[START Records for the task]

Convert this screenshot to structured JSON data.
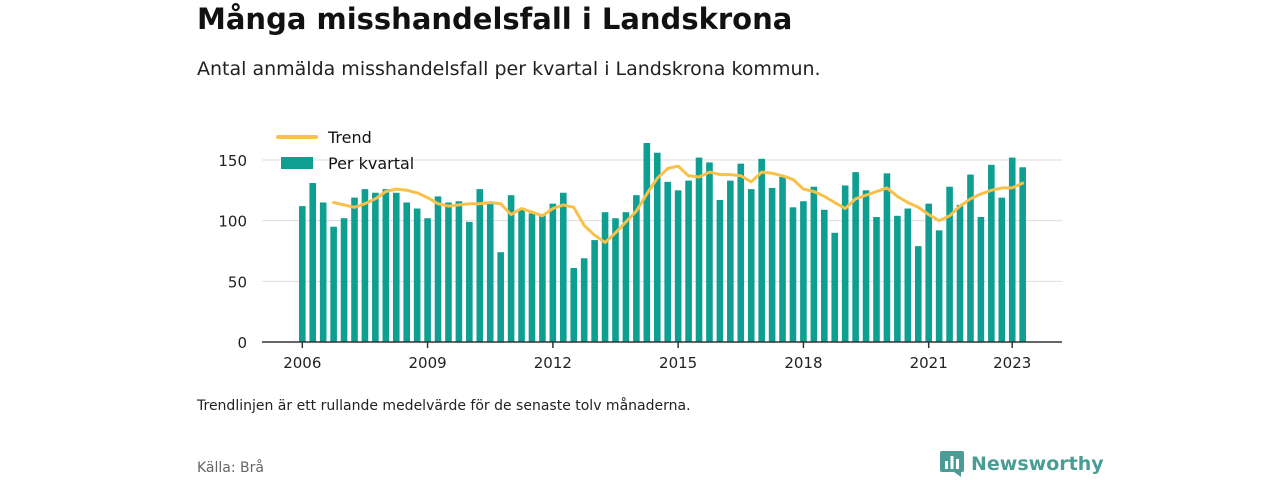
{
  "title": "Många misshandelsfall i Landskrona",
  "subtitle": "Antal anmälda misshandelsfall per kvartal i Landskrona kommun.",
  "note": "Trendlinjen är ett rullande medelvärde för de senaste tolv månaderna.",
  "source": "Källa: Brå",
  "logo": {
    "text": "Newsworthy",
    "icon": "newsworthy-logo-icon",
    "color": "#4a9c94"
  },
  "colors": {
    "bar": "#0f9e92",
    "trend": "#f9c04a",
    "grid": "#dddddd",
    "axis": "#333333"
  },
  "chart_data": {
    "type": "bar",
    "x_unit": "quarter",
    "start_quarter": "2006 Q1",
    "end_quarter": "2023 Q2",
    "ylim": [
      0,
      170
    ],
    "yticks": [
      0,
      50,
      100,
      150
    ],
    "xticks": [
      "2006",
      "2009",
      "2012",
      "2015",
      "2018",
      "2021",
      "2023"
    ],
    "legend_position": "top-left",
    "grid": true,
    "series": [
      {
        "name": "Per kvartal",
        "type": "bar",
        "values": [
          112,
          131,
          115,
          95,
          102,
          119,
          126,
          123,
          126,
          123,
          115,
          110,
          102,
          120,
          115,
          116,
          99,
          126,
          114,
          74,
          121,
          110,
          106,
          105,
          114,
          123,
          61,
          69,
          84,
          107,
          102,
          107,
          121,
          164,
          156,
          132,
          125,
          133,
          152,
          148,
          117,
          133,
          147,
          126,
          151,
          127,
          136,
          111,
          116,
          128,
          109,
          90,
          129,
          140,
          125,
          103,
          139,
          104,
          110,
          79,
          114,
          92,
          128,
          113,
          138,
          103,
          146,
          119,
          152,
          144
        ]
      },
      {
        "name": "Trend",
        "type": "line",
        "values": [
          null,
          null,
          null,
          115,
          113,
          111,
          114,
          118,
          124,
          126,
          125,
          123,
          119,
          114,
          112,
          113,
          114,
          114,
          115,
          114,
          105,
          110,
          107,
          104,
          110,
          113,
          111,
          96,
          88,
          82,
          90,
          99,
          108,
          122,
          135,
          143,
          145,
          137,
          136,
          140,
          138,
          138,
          137,
          132,
          140,
          139,
          137,
          134,
          126,
          124,
          120,
          115,
          110,
          118,
          121,
          124,
          127,
          120,
          115,
          111,
          105,
          100,
          104,
          112,
          118,
          122,
          125,
          127,
          127,
          131
        ]
      }
    ]
  }
}
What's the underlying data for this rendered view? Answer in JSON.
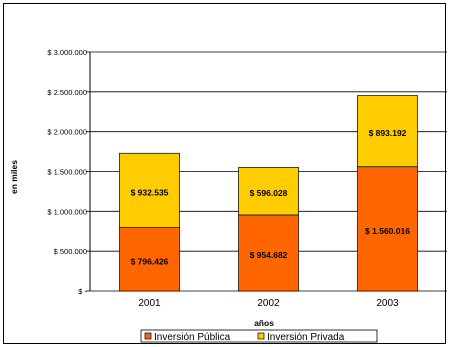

[END Records for the task]

◆ Written exercise
Copy every line in the records above that contains the word "this".

◆ Expected answer
Convert this screenshot to structured JSON data.
What's the underlying data for this rendered view? Answer in JSON.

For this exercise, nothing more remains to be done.